>>>>>

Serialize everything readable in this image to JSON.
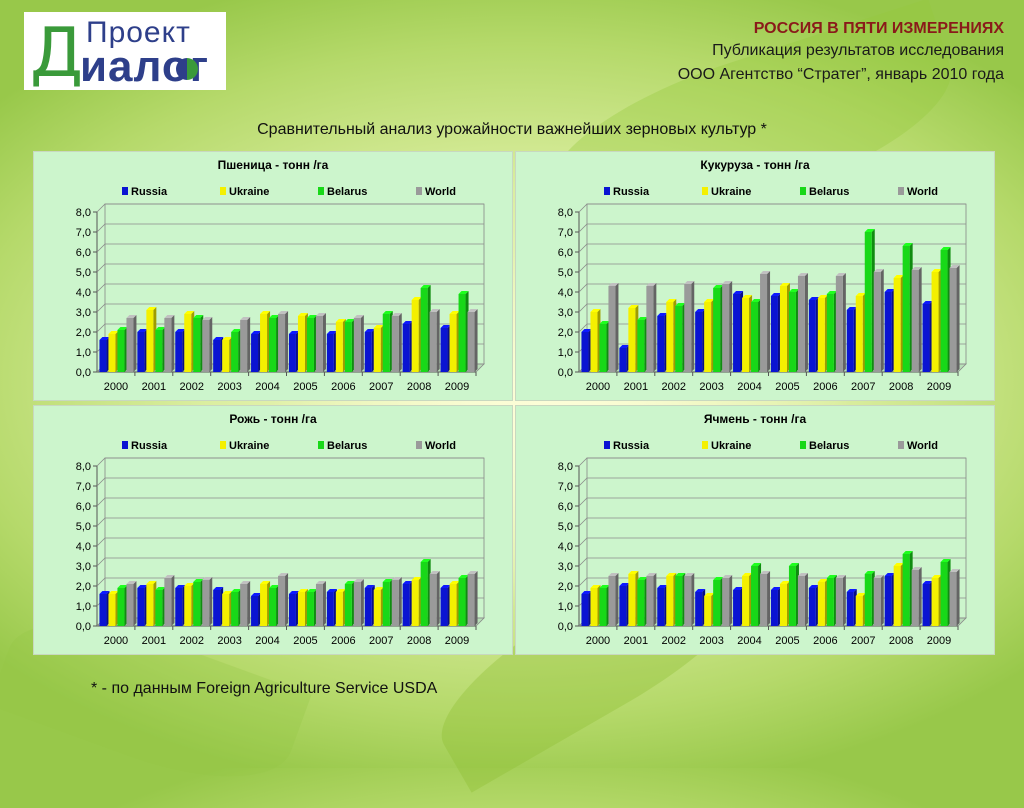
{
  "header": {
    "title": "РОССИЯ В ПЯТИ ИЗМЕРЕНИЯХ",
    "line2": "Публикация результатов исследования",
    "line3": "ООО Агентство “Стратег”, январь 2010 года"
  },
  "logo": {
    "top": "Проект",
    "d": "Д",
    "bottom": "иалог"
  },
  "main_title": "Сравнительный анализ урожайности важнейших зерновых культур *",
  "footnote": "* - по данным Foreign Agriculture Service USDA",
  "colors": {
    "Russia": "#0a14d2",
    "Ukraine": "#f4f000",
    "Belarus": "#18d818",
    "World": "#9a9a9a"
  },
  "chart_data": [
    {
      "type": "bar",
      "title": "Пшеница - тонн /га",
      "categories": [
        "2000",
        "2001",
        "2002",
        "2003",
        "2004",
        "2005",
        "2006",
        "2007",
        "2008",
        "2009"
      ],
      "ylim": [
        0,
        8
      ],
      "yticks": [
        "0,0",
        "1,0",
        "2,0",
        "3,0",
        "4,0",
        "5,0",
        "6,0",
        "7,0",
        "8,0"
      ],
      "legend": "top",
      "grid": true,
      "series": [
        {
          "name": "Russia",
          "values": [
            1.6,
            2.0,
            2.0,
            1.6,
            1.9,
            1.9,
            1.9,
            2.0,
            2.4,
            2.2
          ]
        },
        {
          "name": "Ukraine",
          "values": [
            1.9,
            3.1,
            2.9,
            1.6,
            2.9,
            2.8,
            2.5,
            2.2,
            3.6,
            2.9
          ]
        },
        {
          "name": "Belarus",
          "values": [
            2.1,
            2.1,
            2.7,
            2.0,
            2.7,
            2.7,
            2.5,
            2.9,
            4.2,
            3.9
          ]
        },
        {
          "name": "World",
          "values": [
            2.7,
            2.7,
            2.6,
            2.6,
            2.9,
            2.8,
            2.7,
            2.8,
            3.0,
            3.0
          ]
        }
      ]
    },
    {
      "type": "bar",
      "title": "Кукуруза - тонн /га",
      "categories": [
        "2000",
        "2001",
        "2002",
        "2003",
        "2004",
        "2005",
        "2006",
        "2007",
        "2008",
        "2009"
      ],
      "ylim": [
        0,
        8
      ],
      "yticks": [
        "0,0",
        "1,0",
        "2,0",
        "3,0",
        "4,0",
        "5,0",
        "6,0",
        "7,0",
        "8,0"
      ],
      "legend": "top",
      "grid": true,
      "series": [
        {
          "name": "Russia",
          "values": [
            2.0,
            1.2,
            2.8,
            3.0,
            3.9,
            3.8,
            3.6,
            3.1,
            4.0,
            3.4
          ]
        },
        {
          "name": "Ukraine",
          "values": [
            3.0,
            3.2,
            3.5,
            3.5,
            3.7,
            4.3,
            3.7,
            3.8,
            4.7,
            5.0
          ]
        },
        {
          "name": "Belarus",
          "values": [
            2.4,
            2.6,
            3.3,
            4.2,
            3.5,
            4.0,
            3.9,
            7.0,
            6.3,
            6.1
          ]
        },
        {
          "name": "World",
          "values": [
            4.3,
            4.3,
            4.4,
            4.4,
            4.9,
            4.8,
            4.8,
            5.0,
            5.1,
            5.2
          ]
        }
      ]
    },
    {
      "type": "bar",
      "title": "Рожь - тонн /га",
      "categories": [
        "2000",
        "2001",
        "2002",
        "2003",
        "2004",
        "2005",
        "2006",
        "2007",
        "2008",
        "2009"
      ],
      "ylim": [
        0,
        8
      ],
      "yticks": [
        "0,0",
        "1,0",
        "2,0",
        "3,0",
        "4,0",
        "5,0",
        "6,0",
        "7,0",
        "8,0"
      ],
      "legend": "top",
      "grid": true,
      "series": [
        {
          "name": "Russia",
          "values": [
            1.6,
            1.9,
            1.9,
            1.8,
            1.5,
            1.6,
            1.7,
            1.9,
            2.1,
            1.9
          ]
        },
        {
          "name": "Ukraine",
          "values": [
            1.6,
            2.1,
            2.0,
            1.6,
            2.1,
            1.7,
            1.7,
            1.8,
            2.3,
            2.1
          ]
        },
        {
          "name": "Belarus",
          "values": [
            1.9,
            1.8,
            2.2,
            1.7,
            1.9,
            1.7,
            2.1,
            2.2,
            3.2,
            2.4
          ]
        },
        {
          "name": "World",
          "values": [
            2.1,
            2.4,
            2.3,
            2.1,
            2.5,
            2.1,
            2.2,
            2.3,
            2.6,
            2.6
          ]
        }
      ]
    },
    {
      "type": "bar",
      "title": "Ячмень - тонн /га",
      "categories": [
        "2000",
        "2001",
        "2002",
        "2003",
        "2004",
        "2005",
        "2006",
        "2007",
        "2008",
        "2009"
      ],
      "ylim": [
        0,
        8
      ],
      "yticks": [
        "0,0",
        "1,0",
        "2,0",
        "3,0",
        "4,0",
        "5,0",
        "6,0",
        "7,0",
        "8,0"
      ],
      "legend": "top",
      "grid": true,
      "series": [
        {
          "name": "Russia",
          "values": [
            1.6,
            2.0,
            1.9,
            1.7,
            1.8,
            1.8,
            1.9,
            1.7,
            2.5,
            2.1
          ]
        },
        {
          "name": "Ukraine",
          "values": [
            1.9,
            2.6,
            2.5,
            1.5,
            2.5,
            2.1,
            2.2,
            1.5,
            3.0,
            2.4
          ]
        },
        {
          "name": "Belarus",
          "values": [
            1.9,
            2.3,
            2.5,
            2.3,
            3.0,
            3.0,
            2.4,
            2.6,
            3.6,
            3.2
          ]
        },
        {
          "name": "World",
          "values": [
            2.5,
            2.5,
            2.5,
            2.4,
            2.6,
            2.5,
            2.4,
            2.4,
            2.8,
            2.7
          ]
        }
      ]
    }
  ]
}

<<<<<

- _WHAT IS REQUIRED_: Transcribe the material exactly, leaving every picture out.

- _EXERCISE SOLUTION_:
Serialize everything readable in this image to JSON.
{
  "header": {
    "title": "РОССИЯ В ПЯТИ ИЗМЕРЕНИЯХ",
    "line2": "Публикация результатов исследования",
    "line3": "ООО Агентство “Стратег”, январь 2010 года"
  },
  "logo": {
    "top": "Проект",
    "d": "Д",
    "bottom": "иалог"
  },
  "main_title": "Сравнительный анализ урожайности важнейших зерновых культур *",
  "footnote": "* - по данным Foreign Agriculture Service USDA",
  "colors": {
    "Russia": "#0a14d2",
    "Ukraine": "#f4f000",
    "Belarus": "#18d818",
    "World": "#9a9a9a"
  },
  "chart_data": [
    {
      "type": "bar",
      "title": "Пшеница - тонн /га",
      "categories": [
        "2000",
        "2001",
        "2002",
        "2003",
        "2004",
        "2005",
        "2006",
        "2007",
        "2008",
        "2009"
      ],
      "ylim": [
        0,
        8
      ],
      "yticks": [
        "0,0",
        "1,0",
        "2,0",
        "3,0",
        "4,0",
        "5,0",
        "6,0",
        "7,0",
        "8,0"
      ],
      "legend": "top",
      "grid": true,
      "series": [
        {
          "name": "Russia",
          "values": [
            1.6,
            2.0,
            2.0,
            1.6,
            1.9,
            1.9,
            1.9,
            2.0,
            2.4,
            2.2
          ]
        },
        {
          "name": "Ukraine",
          "values": [
            1.9,
            3.1,
            2.9,
            1.6,
            2.9,
            2.8,
            2.5,
            2.2,
            3.6,
            2.9
          ]
        },
        {
          "name": "Belarus",
          "values": [
            2.1,
            2.1,
            2.7,
            2.0,
            2.7,
            2.7,
            2.5,
            2.9,
            4.2,
            3.9
          ]
        },
        {
          "name": "World",
          "values": [
            2.7,
            2.7,
            2.6,
            2.6,
            2.9,
            2.8,
            2.7,
            2.8,
            3.0,
            3.0
          ]
        }
      ]
    },
    {
      "type": "bar",
      "title": "Кукуруза - тонн /га",
      "categories": [
        "2000",
        "2001",
        "2002",
        "2003",
        "2004",
        "2005",
        "2006",
        "2007",
        "2008",
        "2009"
      ],
      "ylim": [
        0,
        8
      ],
      "yticks": [
        "0,0",
        "1,0",
        "2,0",
        "3,0",
        "4,0",
        "5,0",
        "6,0",
        "7,0",
        "8,0"
      ],
      "legend": "top",
      "grid": true,
      "series": [
        {
          "name": "Russia",
          "values": [
            2.0,
            1.2,
            2.8,
            3.0,
            3.9,
            3.8,
            3.6,
            3.1,
            4.0,
            3.4
          ]
        },
        {
          "name": "Ukraine",
          "values": [
            3.0,
            3.2,
            3.5,
            3.5,
            3.7,
            4.3,
            3.7,
            3.8,
            4.7,
            5.0
          ]
        },
        {
          "name": "Belarus",
          "values": [
            2.4,
            2.6,
            3.3,
            4.2,
            3.5,
            4.0,
            3.9,
            7.0,
            6.3,
            6.1
          ]
        },
        {
          "name": "World",
          "values": [
            4.3,
            4.3,
            4.4,
            4.4,
            4.9,
            4.8,
            4.8,
            5.0,
            5.1,
            5.2
          ]
        }
      ]
    },
    {
      "type": "bar",
      "title": "Рожь - тонн /га",
      "categories": [
        "2000",
        "2001",
        "2002",
        "2003",
        "2004",
        "2005",
        "2006",
        "2007",
        "2008",
        "2009"
      ],
      "ylim": [
        0,
        8
      ],
      "yticks": [
        "0,0",
        "1,0",
        "2,0",
        "3,0",
        "4,0",
        "5,0",
        "6,0",
        "7,0",
        "8,0"
      ],
      "legend": "top",
      "grid": true,
      "series": [
        {
          "name": "Russia",
          "values": [
            1.6,
            1.9,
            1.9,
            1.8,
            1.5,
            1.6,
            1.7,
            1.9,
            2.1,
            1.9
          ]
        },
        {
          "name": "Ukraine",
          "values": [
            1.6,
            2.1,
            2.0,
            1.6,
            2.1,
            1.7,
            1.7,
            1.8,
            2.3,
            2.1
          ]
        },
        {
          "name": "Belarus",
          "values": [
            1.9,
            1.8,
            2.2,
            1.7,
            1.9,
            1.7,
            2.1,
            2.2,
            3.2,
            2.4
          ]
        },
        {
          "name": "World",
          "values": [
            2.1,
            2.4,
            2.3,
            2.1,
            2.5,
            2.1,
            2.2,
            2.3,
            2.6,
            2.6
          ]
        }
      ]
    },
    {
      "type": "bar",
      "title": "Ячмень - тонн /га",
      "categories": [
        "2000",
        "2001",
        "2002",
        "2003",
        "2004",
        "2005",
        "2006",
        "2007",
        "2008",
        "2009"
      ],
      "ylim": [
        0,
        8
      ],
      "yticks": [
        "0,0",
        "1,0",
        "2,0",
        "3,0",
        "4,0",
        "5,0",
        "6,0",
        "7,0",
        "8,0"
      ],
      "legend": "top",
      "grid": true,
      "series": [
        {
          "name": "Russia",
          "values": [
            1.6,
            2.0,
            1.9,
            1.7,
            1.8,
            1.8,
            1.9,
            1.7,
            2.5,
            2.1
          ]
        },
        {
          "name": "Ukraine",
          "values": [
            1.9,
            2.6,
            2.5,
            1.5,
            2.5,
            2.1,
            2.2,
            1.5,
            3.0,
            2.4
          ]
        },
        {
          "name": "Belarus",
          "values": [
            1.9,
            2.3,
            2.5,
            2.3,
            3.0,
            3.0,
            2.4,
            2.6,
            3.6,
            3.2
          ]
        },
        {
          "name": "World",
          "values": [
            2.5,
            2.5,
            2.5,
            2.4,
            2.6,
            2.5,
            2.4,
            2.4,
            2.8,
            2.7
          ]
        }
      ]
    }
  ]
}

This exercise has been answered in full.